EXERCISE AIM: Each entry below is to be printed verbatim.

----- PROVIDED DATA -----

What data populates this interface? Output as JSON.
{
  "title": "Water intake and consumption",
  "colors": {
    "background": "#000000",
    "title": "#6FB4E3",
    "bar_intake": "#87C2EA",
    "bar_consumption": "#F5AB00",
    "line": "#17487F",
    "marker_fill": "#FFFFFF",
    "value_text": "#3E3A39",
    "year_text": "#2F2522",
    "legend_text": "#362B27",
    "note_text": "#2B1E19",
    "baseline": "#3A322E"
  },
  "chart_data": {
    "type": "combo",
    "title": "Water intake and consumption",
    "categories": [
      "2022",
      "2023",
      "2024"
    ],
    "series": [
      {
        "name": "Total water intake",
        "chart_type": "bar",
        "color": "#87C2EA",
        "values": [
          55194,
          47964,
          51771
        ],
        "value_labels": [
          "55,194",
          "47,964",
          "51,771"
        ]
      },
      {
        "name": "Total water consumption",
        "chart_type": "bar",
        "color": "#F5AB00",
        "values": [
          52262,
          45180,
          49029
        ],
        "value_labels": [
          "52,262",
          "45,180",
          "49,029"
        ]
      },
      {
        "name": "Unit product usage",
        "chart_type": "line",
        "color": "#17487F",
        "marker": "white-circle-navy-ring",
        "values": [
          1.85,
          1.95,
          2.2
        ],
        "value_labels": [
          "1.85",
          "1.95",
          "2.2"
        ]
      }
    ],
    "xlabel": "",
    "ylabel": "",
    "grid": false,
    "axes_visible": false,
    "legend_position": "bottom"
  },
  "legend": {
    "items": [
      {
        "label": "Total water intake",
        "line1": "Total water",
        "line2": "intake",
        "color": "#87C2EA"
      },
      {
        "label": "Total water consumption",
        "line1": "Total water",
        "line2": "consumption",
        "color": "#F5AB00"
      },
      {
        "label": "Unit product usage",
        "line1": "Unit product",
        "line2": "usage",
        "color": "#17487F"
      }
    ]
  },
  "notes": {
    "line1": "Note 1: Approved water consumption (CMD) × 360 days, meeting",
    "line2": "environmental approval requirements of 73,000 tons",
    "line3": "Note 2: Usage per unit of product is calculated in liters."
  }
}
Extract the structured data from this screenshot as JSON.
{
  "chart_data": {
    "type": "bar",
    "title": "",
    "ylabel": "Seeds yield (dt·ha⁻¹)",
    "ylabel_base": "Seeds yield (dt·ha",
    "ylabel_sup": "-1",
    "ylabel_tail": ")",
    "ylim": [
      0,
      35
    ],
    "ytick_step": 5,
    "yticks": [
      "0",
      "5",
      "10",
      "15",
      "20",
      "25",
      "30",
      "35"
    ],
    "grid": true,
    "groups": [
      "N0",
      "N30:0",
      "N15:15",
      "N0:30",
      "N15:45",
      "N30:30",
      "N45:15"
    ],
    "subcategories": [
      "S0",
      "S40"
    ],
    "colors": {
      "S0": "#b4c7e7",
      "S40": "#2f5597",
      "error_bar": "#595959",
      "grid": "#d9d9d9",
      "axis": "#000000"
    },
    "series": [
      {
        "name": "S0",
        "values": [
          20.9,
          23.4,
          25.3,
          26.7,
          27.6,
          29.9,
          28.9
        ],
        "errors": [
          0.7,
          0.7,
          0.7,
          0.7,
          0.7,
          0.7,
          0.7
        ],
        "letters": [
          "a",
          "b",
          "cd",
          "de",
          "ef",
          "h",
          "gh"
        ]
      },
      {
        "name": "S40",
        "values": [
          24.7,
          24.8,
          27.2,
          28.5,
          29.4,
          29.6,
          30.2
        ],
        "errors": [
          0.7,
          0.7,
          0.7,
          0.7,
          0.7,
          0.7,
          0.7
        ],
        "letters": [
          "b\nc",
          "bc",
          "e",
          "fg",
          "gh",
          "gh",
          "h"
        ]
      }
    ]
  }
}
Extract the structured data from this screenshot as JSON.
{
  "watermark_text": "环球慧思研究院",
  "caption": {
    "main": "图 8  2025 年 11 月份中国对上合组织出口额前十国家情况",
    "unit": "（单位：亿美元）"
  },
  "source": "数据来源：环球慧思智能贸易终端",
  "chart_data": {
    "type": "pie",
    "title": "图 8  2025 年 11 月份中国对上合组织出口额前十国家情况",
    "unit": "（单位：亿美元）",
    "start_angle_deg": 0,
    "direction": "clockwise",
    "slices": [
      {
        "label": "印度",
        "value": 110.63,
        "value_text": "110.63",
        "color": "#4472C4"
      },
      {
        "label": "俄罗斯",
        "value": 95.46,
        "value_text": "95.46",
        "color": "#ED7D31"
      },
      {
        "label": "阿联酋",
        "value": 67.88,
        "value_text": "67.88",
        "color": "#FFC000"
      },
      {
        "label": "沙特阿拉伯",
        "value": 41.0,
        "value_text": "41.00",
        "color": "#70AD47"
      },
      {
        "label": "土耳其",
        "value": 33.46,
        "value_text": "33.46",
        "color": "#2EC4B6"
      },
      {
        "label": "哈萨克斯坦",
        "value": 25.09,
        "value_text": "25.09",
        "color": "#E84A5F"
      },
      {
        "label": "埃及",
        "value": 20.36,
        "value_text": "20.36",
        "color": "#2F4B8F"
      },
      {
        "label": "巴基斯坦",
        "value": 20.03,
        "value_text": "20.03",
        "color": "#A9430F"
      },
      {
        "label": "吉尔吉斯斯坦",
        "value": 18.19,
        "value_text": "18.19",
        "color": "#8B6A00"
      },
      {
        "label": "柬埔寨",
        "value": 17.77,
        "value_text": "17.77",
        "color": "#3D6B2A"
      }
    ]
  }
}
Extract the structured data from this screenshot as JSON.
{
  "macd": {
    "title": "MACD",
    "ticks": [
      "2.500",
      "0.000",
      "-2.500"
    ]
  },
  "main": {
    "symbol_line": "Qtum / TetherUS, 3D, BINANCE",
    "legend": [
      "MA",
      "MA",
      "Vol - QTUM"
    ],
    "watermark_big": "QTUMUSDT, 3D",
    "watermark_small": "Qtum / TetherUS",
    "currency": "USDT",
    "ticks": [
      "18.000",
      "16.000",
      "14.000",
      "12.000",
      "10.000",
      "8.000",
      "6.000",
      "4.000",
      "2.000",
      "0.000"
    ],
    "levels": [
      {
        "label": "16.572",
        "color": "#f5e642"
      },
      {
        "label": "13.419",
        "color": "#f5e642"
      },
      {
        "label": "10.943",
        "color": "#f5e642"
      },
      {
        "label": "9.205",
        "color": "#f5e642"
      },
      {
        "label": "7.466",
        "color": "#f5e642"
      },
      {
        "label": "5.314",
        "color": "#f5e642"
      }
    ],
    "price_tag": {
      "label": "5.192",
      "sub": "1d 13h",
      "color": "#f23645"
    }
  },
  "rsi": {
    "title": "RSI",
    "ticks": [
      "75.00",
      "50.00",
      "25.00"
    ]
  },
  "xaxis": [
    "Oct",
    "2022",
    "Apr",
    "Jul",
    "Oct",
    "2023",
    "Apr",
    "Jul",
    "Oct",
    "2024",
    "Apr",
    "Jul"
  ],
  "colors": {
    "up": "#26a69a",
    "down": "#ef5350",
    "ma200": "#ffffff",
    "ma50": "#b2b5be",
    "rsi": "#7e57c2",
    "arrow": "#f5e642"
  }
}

-----

RESPONSE FOR THIS EXERCISE:
What data populates this interface? Output as JSON.
{
  "title": "Water intake and consumption",
  "colors": {
    "background": "#000000",
    "title": "#6FB4E3",
    "bar_intake": "#87C2EA",
    "bar_consumption": "#F5AB00",
    "line": "#17487F",
    "marker_fill": "#FFFFFF",
    "value_text": "#3E3A39",
    "year_text": "#2F2522",
    "legend_text": "#362B27",
    "note_text": "#2B1E19",
    "baseline": "#3A322E"
  },
  "chart_data": {
    "type": "combo",
    "title": "Water intake and consumption",
    "categories": [
      "2022",
      "2023",
      "2024"
    ],
    "series": [
      {
        "name": "Total water intake",
        "chart_type": "bar",
        "color": "#87C2EA",
        "values": [
          55194,
          47964,
          51771
        ],
        "value_labels": [
          "55,194",
          "47,964",
          "51,771"
        ]
      },
      {
        "name": "Total water consumption",
        "chart_type": "bar",
        "color": "#F5AB00",
        "values": [
          52262,
          45180,
          49029
        ],
        "value_labels": [
          "52,262",
          "45,180",
          "49,029"
        ]
      },
      {
        "name": "Unit product usage",
        "chart_type": "line",
        "color": "#17487F",
        "marker": "white-circle-navy-ring",
        "values": [
          1.85,
          1.95,
          2.2
        ],
        "value_labels": [
          "1.85",
          "1.95",
          "2.2"
        ]
      }
    ],
    "xlabel": "",
    "ylabel": "",
    "grid": false,
    "axes_visible": false,
    "legend_position": "bottom"
  },
  "legend": {
    "items": [
      {
        "label": "Total water intake",
        "line1": "Total water",
        "line2": "intake",
        "color": "#87C2EA"
      },
      {
        "label": "Total water consumption",
        "line1": "Total water",
        "line2": "consumption",
        "color": "#F5AB00"
      },
      {
        "label": "Unit product usage",
        "line1": "Unit product",
        "line2": "usage",
        "color": "#17487F"
      }
    ]
  },
  "notes": {
    "line1": "Note 1: Approved water consumption (CMD) × 360 days, meeting",
    "line2": "environmental approval requirements of 73,000 tons",
    "line3": "Note 2: Usage per unit of product is calculated in liters."
  }
}
Extract the structured data from this screenshot as JSON.
{
  "chart_data": {
    "type": "bar",
    "title": "",
    "ylabel": "Seeds yield (dt·ha⁻¹)",
    "ylabel_base": "Seeds yield (dt·ha",
    "ylabel_sup": "-1",
    "ylabel_tail": ")",
    "ylim": [
      0,
      35
    ],
    "ytick_step": 5,
    "yticks": [
      "0",
      "5",
      "10",
      "15",
      "20",
      "25",
      "30",
      "35"
    ],
    "grid": true,
    "groups": [
      "N0",
      "N30:0",
      "N15:15",
      "N0:30",
      "N15:45",
      "N30:30",
      "N45:15"
    ],
    "subcategories": [
      "S0",
      "S40"
    ],
    "colors": {
      "S0": "#b4c7e7",
      "S40": "#2f5597",
      "error_bar": "#595959",
      "grid": "#d9d9d9",
      "axis": "#000000"
    },
    "series": [
      {
        "name": "S0",
        "values": [
          20.9,
          23.4,
          25.3,
          26.7,
          27.6,
          29.9,
          28.9
        ],
        "errors": [
          0.7,
          0.7,
          0.7,
          0.7,
          0.7,
          0.7,
          0.7
        ],
        "letters": [
          "a",
          "b",
          "cd",
          "de",
          "ef",
          "h",
          "gh"
        ]
      },
      {
        "name": "S40",
        "values": [
          24.7,
          24.8,
          27.2,
          28.5,
          29.4,
          29.6,
          30.2
        ],
        "errors": [
          0.7,
          0.7,
          0.7,
          0.7,
          0.7,
          0.7,
          0.7
        ],
        "letters": [
          "b\nc",
          "bc",
          "e",
          "fg",
          "gh",
          "gh",
          "h"
        ]
      }
    ]
  }
}
Extract the structured data from this screenshot as JSON.
{
  "watermark_text": "环球慧思研究院",
  "caption": {
    "main": "图 8  2025 年 11 月份中国对上合组织出口额前十国家情况",
    "unit": "（单位：亿美元）"
  },
  "source": "数据来源：环球慧思智能贸易终端",
  "chart_data": {
    "type": "pie",
    "title": "图 8  2025 年 11 月份中国对上合组织出口额前十国家情况",
    "unit": "（单位：亿美元）",
    "start_angle_deg": 0,
    "direction": "clockwise",
    "slices": [
      {
        "label": "印度",
        "value": 110.63,
        "value_text": "110.63",
        "color": "#4472C4"
      },
      {
        "label": "俄罗斯",
        "value": 95.46,
        "value_text": "95.46",
        "color": "#ED7D31"
      },
      {
        "label": "阿联酋",
        "value": 67.88,
        "value_text": "67.88",
        "color": "#FFC000"
      },
      {
        "label": "沙特阿拉伯",
        "value": 41.0,
        "value_text": "41.00",
        "color": "#70AD47"
      },
      {
        "label": "土耳其",
        "value": 33.46,
        "value_text": "33.46",
        "color": "#2EC4B6"
      },
      {
        "label": "哈萨克斯坦",
        "value": 25.09,
        "value_text": "25.09",
        "color": "#E84A5F"
      },
      {
        "label": "埃及",
        "value": 20.36,
        "value_text": "20.36",
        "color": "#2F4B8F"
      },
      {
        "label": "巴基斯坦",
        "value": 20.03,
        "value_text": "20.03",
        "color": "#A9430F"
      },
      {
        "label": "吉尔吉斯斯坦",
        "value": 18.19,
        "value_text": "18.19",
        "color": "#8B6A00"
      },
      {
        "label": "柬埔寨",
        "value": 17.77,
        "value_text": "17.77",
        "color": "#3D6B2A"
      }
    ]
  }
}
Extract the structured data from this screenshot as JSON.
{
  "macd": {
    "title": "MACD",
    "ticks": [
      "2.500",
      "0.000",
      "-2.500"
    ]
  },
  "main": {
    "symbol_line": "Qtum / TetherUS, 3D, BINANCE",
    "legend": [
      "MA",
      "MA",
      "Vol - QTUM"
    ],
    "watermark_big": "QTUMUSDT, 3D",
    "watermark_small": "Qtum / TetherUS",
    "currency": "USDT",
    "ticks": [
      "18.000",
      "16.000",
      "14.000",
      "12.000",
      "10.000",
      "8.000",
      "6.000",
      "4.000",
      "2.000",
      "0.000"
    ],
    "levels": [
      {
        "label": "16.572",
        "color": "#f5e642"
      },
      {
        "label": "13.419",
        "color": "#f5e642"
      },
      {
        "label": "10.943",
        "color": "#f5e642"
      },
      {
        "label": "9.205",
        "color": "#f5e642"
      },
      {
        "label": "7.466",
        "color": "#f5e642"
      },
      {
        "label": "5.314",
        "color": "#f5e642"
      }
    ],
    "price_tag": {
      "label": "5.192",
      "sub": "1d 13h",
      "color": "#f23645"
    }
  },
  "rsi": {
    "title": "RSI",
    "ticks": [
      "75.00",
      "50.00",
      "25.00"
    ]
  },
  "xaxis": [
    "Oct",
    "2022",
    "Apr",
    "Jul",
    "Oct",
    "2023",
    "Apr",
    "Jul",
    "Oct",
    "2024",
    "Apr",
    "Jul"
  ],
  "colors": {
    "up": "#26a69a",
    "down": "#ef5350",
    "ma200": "#ffffff",
    "ma50": "#b2b5be",
    "rsi": "#7e57c2",
    "arrow": "#f5e642"
  }
}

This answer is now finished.